▸ Directive
Set down, in full, every record in the block.

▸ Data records
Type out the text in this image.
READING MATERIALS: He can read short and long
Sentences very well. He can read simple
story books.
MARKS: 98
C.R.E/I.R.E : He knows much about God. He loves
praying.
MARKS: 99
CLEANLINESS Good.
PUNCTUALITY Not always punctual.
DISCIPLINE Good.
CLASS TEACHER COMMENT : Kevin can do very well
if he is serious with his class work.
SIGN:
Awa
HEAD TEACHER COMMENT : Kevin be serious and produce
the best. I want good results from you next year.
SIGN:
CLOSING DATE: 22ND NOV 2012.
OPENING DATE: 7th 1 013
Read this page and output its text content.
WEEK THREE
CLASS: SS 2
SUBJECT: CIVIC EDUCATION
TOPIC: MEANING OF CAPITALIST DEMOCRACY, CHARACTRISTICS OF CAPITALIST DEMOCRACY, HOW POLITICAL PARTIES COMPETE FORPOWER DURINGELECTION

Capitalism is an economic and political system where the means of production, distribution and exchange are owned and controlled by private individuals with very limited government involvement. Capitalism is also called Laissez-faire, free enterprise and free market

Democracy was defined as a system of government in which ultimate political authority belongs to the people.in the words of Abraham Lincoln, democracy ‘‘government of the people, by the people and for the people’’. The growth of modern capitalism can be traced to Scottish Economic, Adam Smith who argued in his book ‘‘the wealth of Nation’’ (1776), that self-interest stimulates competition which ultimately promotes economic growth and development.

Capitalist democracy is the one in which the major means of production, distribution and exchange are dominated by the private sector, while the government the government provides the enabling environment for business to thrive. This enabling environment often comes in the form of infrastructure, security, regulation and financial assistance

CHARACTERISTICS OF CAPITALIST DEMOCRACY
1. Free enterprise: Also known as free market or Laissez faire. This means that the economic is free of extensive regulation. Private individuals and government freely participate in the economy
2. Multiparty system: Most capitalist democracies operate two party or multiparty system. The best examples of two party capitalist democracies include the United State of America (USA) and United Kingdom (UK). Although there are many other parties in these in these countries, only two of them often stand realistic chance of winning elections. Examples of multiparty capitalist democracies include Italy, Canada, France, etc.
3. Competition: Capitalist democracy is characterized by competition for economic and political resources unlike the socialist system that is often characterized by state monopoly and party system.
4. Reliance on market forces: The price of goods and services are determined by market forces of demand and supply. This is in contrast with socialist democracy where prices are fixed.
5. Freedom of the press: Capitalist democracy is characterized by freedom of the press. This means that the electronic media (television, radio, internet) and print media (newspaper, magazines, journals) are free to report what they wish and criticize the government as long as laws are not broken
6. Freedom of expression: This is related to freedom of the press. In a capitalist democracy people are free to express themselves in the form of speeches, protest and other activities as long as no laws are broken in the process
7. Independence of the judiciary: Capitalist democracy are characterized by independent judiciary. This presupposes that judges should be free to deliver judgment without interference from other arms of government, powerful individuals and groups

▸ Response
Type out the text in this image.
READING MATERIALS: He can read short and long
Sentences very well. He can read simple
story books.
MARKS: 98
C.R.E/I.R.E : He knows much about God. He loves
praying.
MARKS: 99
CLEANLINESS Good.
PUNCTUALITY Not always punctual.
DISCIPLINE Good.
CLASS TEACHER COMMENT : Kevin can do very well
if he is serious with his class work.
SIGN:
Awa
HEAD TEACHER COMMENT : Kevin be serious and produce
the best. I want good results from you next year.
SIGN:
CLOSING DATE: 22ND NOV 2012.
OPENING DATE: 7th 1 013
Read this page and output its text content.
WEEK THREE
CLASS: SS 2
SUBJECT: CIVIC EDUCATION
TOPIC: MEANING OF CAPITALIST DEMOCRACY, CHARACTRISTICS OF CAPITALIST DEMOCRACY, HOW POLITICAL PARTIES COMPETE FORPOWER DURINGELECTION

Capitalism is an economic and political system where the means of production, distribution and exchange are owned and controlled by private individuals with very limited government involvement. Capitalism is also called Laissez-faire, free enterprise and free market

Democracy was defined as a system of government in which ultimate political authority belongs to the people.in the words of Abraham Lincoln, democracy ‘‘government of the people, by the people and for the people’’. The growth of modern capitalism can be traced to Scottish Economic, Adam Smith who argued in his book ‘‘the wealth of Nation’’ (1776), that self-interest stimulates competition which ultimately promotes economic growth and development.

Capitalist democracy is the one in which the major means of production, distribution and exchange are dominated by the private sector, while the government the government provides the enabling environment for business to thrive. This enabling environment often comes in the form of infrastructure, security, regulation and financial assistance

CHARACTERISTICS OF CAPITALIST DEMOCRACY
1. Free enterprise: Also known as free market or Laissez faire. This means that the economic is free of extensive regulation. Private individuals and government freely participate in the economy
2. Multiparty system: Most capitalist democracies operate two party or multiparty system. The best examples of two party capitalist democracies include the United State of America (USA) and United Kingdom (UK). Although there are many other parties in these in these countries, only two of them often stand realistic chance of winning elections. Examples of multiparty capitalist democracies include Italy, Canada, France, etc.
3. Competition: Capitalist democracy is characterized by competition for economic and political resources unlike the socialist system that is often characterized by state monopoly and party system.
4. Reliance on market forces: The price of goods and services are determined by market forces of demand and supply. This is in contrast with socialist democracy where prices are fixed.
5. Freedom of the press: Capitalist democracy is characterized by freedom of the press. This means that the electronic media (television, radio, internet) and print media (newspaper, magazines, journals) are free to report what they wish and criticize the government as long as laws are not broken
6. Freedom of expression: This is related to freedom of the press. In a capitalist democracy people are free to express themselves in the form of speeches, protest and other activities as long as no laws are broken in the process
7. Independence of the judiciary: Capitalist democracy are characterized by independent judiciary. This presupposes that judges should be free to deliver judgment without interference from other arms of government, powerful individuals and groups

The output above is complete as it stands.